Copy the material below line for line, without any changes, but leave the pictures out.

Items in a dataset
● ● ● ●

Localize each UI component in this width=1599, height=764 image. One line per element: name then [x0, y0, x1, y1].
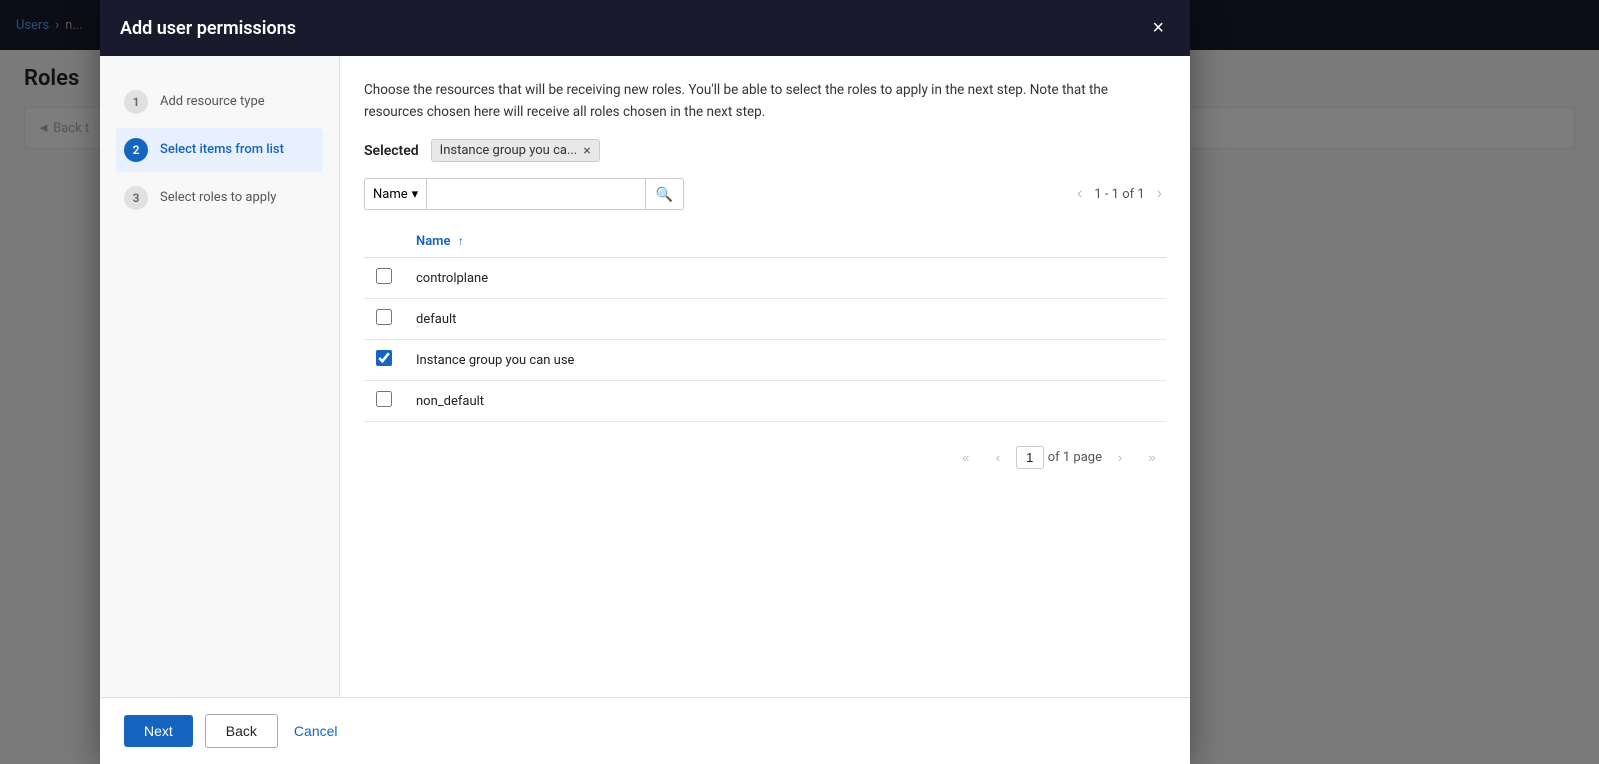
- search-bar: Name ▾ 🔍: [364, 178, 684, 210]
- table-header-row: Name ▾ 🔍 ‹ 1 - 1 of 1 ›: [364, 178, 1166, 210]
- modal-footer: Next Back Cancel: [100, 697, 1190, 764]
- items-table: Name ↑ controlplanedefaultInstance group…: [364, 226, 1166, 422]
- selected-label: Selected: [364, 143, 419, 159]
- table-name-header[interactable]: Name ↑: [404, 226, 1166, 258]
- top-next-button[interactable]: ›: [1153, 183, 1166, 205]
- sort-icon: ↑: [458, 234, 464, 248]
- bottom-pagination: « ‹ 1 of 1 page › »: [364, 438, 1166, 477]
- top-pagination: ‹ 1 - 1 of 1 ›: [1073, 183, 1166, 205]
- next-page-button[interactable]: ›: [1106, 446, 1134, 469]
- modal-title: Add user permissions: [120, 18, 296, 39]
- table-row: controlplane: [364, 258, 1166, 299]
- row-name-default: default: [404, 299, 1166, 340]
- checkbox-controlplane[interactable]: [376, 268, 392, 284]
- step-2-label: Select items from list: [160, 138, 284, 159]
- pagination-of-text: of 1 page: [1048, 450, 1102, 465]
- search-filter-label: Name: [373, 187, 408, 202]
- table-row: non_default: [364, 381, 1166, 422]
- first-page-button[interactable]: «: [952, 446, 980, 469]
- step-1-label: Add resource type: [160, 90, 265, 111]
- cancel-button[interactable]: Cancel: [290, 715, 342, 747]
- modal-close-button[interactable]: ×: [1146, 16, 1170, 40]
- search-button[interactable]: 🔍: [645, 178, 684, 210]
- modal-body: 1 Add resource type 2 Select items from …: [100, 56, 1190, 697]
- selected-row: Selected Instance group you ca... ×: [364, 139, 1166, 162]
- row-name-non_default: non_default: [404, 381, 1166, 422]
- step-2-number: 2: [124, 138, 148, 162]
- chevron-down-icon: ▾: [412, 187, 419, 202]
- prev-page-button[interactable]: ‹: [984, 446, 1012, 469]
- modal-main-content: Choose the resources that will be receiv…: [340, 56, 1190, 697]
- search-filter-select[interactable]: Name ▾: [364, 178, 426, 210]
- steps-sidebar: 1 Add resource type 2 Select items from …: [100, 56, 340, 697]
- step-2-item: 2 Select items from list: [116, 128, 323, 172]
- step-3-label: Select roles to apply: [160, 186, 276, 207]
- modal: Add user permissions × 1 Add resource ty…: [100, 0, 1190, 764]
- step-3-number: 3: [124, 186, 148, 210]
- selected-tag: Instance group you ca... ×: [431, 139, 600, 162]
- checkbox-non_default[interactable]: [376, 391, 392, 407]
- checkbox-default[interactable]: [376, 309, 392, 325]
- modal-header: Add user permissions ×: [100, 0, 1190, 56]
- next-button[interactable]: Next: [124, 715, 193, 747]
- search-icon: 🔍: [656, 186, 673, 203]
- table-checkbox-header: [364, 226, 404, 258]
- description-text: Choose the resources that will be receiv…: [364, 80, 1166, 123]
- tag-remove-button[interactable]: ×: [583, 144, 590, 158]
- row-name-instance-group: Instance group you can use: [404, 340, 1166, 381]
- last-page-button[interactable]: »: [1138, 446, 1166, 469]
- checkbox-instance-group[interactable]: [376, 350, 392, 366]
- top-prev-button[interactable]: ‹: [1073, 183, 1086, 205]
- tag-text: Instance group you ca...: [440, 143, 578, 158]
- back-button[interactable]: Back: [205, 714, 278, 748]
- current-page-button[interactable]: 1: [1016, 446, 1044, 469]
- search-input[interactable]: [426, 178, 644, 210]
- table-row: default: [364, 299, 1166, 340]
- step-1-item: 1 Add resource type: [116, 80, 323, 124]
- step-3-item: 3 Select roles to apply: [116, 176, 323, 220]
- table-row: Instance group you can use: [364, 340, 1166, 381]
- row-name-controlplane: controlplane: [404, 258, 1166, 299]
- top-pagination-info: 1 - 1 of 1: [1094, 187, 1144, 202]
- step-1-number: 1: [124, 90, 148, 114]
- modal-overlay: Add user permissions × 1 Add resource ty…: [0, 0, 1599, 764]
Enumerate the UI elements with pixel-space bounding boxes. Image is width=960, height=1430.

● ● ● ●

Solution below:
Localize each UI component in this width=1599, height=764 image. One line per element: name then [x0, y0, x1, y1].
- search-bar: Name ▾ 🔍: [364, 178, 684, 210]
- table-header-row: Name ▾ 🔍 ‹ 1 - 1 of 1 ›: [364, 178, 1166, 210]
- modal-footer: Next Back Cancel: [100, 697, 1190, 764]
- items-table: Name ↑ controlplanedefaultInstance group…: [364, 226, 1166, 422]
- selected-label: Selected: [364, 143, 419, 159]
- table-name-header[interactable]: Name ↑: [404, 226, 1166, 258]
- top-next-button[interactable]: ›: [1153, 183, 1166, 205]
- sort-icon: ↑: [458, 234, 464, 248]
- bottom-pagination: « ‹ 1 of 1 page › »: [364, 438, 1166, 477]
- top-pagination: ‹ 1 - 1 of 1 ›: [1073, 183, 1166, 205]
- next-page-button[interactable]: ›: [1106, 446, 1134, 469]
- modal-title: Add user permissions: [120, 18, 296, 39]
- table-row: controlplane: [364, 258, 1166, 299]
- row-name-default: default: [404, 299, 1166, 340]
- checkbox-controlplane[interactable]: [376, 268, 392, 284]
- step-2-label: Select items from list: [160, 138, 284, 159]
- pagination-of-text: of 1 page: [1048, 450, 1102, 465]
- search-filter-label: Name: [373, 187, 408, 202]
- table-row: non_default: [364, 381, 1166, 422]
- first-page-button[interactable]: «: [952, 446, 980, 469]
- step-1-label: Add resource type: [160, 90, 265, 111]
- cancel-button[interactable]: Cancel: [290, 715, 342, 747]
- modal-close-button[interactable]: ×: [1146, 16, 1170, 40]
- search-button[interactable]: 🔍: [645, 178, 684, 210]
- modal-body: 1 Add resource type 2 Select items from …: [100, 56, 1190, 697]
- selected-row: Selected Instance group you ca... ×: [364, 139, 1166, 162]
- row-name-non_default: non_default: [404, 381, 1166, 422]
- step-2-number: 2: [124, 138, 148, 162]
- chevron-down-icon: ▾: [412, 187, 419, 202]
- prev-page-button[interactable]: ‹: [984, 446, 1012, 469]
- modal-main-content: Choose the resources that will be receiv…: [340, 56, 1190, 697]
- search-filter-select[interactable]: Name ▾: [364, 178, 426, 210]
- steps-sidebar: 1 Add resource type 2 Select items from …: [100, 56, 340, 697]
- step-2-item: 2 Select items from list: [116, 128, 323, 172]
- step-3-label: Select roles to apply: [160, 186, 276, 207]
- modal: Add user permissions × 1 Add resource ty…: [100, 0, 1190, 764]
- step-3-number: 3: [124, 186, 148, 210]
- selected-tag: Instance group you ca... ×: [431, 139, 600, 162]
- checkbox-non_default[interactable]: [376, 391, 392, 407]
- checkbox-default[interactable]: [376, 309, 392, 325]
- modal-header: Add user permissions ×: [100, 0, 1190, 56]
- next-button[interactable]: Next: [124, 715, 193, 747]
- search-icon: 🔍: [656, 186, 673, 203]
- table-checkbox-header: [364, 226, 404, 258]
- description-text: Choose the resources that will be receiv…: [364, 80, 1166, 123]
- tag-remove-button[interactable]: ×: [583, 144, 590, 158]
- row-name-instance-group: Instance group you can use: [404, 340, 1166, 381]
- last-page-button[interactable]: »: [1138, 446, 1166, 469]
- checkbox-instance-group[interactable]: [376, 350, 392, 366]
- top-prev-button[interactable]: ‹: [1073, 183, 1086, 205]
- tag-text: Instance group you ca...: [440, 143, 578, 158]
- back-button[interactable]: Back: [205, 714, 278, 748]
- current-page-button[interactable]: 1: [1016, 446, 1044, 469]
- search-input[interactable]: [426, 178, 644, 210]
- table-row: default: [364, 299, 1166, 340]
- step-1-item: 1 Add resource type: [116, 80, 323, 124]
- step-3-item: 3 Select roles to apply: [116, 176, 323, 220]
- table-row: Instance group you can use: [364, 340, 1166, 381]
- row-name-controlplane: controlplane: [404, 258, 1166, 299]
- top-pagination-info: 1 - 1 of 1: [1094, 187, 1144, 202]
- step-1-number: 1: [124, 90, 148, 114]
- modal-overlay: Add user permissions × 1 Add resource ty…: [0, 0, 1599, 764]
Enumerate the UI elements with pixel-space bounding boxes. Image is width=960, height=1430.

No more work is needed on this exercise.